THE TASK - Can you give all the records again without altering a single character?

RECORDS FOR THE TASK -

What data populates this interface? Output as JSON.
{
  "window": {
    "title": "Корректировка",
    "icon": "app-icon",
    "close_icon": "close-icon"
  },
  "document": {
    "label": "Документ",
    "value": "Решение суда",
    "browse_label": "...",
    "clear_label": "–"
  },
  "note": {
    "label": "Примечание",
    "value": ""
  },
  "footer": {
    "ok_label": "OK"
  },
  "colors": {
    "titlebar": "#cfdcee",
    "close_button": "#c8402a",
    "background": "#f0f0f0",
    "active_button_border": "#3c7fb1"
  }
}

PROBLEM SOLUTION -
What data populates this interface? Output as JSON.
{
  "window": {
    "title": "Корректировка",
    "icon": "app-icon",
    "close_icon": "close-icon"
  },
  "document": {
    "label": "Документ",
    "value": "Решение суда",
    "browse_label": "...",
    "clear_label": "–"
  },
  "note": {
    "label": "Примечание",
    "value": ""
  },
  "footer": {
    "ok_label": "OK"
  },
  "colors": {
    "titlebar": "#cfdcee",
    "close_button": "#c8402a",
    "background": "#f0f0f0",
    "active_button_border": "#3c7fb1"
  }
}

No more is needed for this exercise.